§ EXCERPT TO READ:
[Start of section]
I’d heard other people in the community mention that, while ColdFusion 8 was faster, object creation was notoriously slow. I never understood what they were talking about as I was creating up to 3000 DTO objects to pass to Flex and was seeing times between 300ms-2000ms for the entire process.

Well, today I discovered what they were talking about. While architecting a new piece of functionality in one of our apps, I needed to create a DTO that has 57 properties. Also, the data set for each user averages 1000+ rows (and, thus, 1000+ DTOs created). The execution times startled me at first.

Here are my notes.

With 57 Attributes
==============================================
	300 rows
	==============================================
	4438ms for converting to DTOs (100% slower)
	2216ms for no conversion

	1070 rows
	==============================================
	10485ms for converting to DTOs (198% slower)
	3516ms for no conversion

With 20 attributes
==============================================
	300 rows
	==============================================
	2250ms for converting to DTOs (20% slower)
[End of section]
[Extracted data entries]
[Start of section]
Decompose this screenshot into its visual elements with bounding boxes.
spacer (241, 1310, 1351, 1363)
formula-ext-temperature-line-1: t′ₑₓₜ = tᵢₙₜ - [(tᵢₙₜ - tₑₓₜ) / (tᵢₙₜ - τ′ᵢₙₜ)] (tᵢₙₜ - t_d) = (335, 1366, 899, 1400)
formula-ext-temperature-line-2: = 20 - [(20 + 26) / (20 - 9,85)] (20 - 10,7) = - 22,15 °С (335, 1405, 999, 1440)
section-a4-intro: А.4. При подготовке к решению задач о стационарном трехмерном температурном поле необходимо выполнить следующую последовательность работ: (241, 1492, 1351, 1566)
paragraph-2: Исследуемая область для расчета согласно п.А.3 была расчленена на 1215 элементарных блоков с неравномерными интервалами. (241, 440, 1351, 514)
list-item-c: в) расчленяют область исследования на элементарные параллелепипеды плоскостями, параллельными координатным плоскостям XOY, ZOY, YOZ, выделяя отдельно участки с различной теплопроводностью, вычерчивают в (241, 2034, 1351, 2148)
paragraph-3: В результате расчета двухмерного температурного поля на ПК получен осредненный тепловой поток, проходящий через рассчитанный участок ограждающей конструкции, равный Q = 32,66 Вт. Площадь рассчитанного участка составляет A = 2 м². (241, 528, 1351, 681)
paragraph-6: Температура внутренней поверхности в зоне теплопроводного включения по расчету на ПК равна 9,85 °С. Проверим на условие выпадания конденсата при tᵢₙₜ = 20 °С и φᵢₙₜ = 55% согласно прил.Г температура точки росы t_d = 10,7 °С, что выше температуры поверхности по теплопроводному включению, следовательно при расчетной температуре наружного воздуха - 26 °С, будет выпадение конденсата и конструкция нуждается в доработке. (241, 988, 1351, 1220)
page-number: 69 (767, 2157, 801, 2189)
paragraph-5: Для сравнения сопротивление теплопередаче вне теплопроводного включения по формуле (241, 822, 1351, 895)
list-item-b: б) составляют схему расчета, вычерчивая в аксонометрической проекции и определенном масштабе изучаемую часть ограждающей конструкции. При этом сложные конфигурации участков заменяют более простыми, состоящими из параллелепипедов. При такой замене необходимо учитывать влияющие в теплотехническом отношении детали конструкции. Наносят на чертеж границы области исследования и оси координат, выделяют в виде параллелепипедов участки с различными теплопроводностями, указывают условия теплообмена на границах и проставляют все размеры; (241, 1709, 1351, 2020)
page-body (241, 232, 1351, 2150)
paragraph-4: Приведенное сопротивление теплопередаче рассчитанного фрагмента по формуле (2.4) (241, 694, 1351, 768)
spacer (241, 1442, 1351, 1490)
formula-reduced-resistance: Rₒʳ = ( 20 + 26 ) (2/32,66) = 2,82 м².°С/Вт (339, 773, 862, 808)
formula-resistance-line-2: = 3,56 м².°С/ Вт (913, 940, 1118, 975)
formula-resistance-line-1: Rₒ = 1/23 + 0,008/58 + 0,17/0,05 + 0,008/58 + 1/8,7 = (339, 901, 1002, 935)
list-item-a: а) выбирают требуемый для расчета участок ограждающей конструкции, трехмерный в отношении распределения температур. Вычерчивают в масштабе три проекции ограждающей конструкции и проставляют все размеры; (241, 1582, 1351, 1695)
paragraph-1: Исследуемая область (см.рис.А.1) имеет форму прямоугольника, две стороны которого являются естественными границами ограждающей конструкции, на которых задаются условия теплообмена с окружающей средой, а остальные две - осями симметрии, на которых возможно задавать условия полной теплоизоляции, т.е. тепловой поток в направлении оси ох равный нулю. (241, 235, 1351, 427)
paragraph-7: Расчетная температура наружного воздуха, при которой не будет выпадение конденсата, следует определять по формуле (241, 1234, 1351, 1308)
[End of section]
§ THE TASK:
In the post about ColdFusion 8 object creation, how many properties does the DTO for the new functionality have? These records were drawn from a separate source, not from the text.

§ ANSWER TO THIS TASK:
It has 57 properties.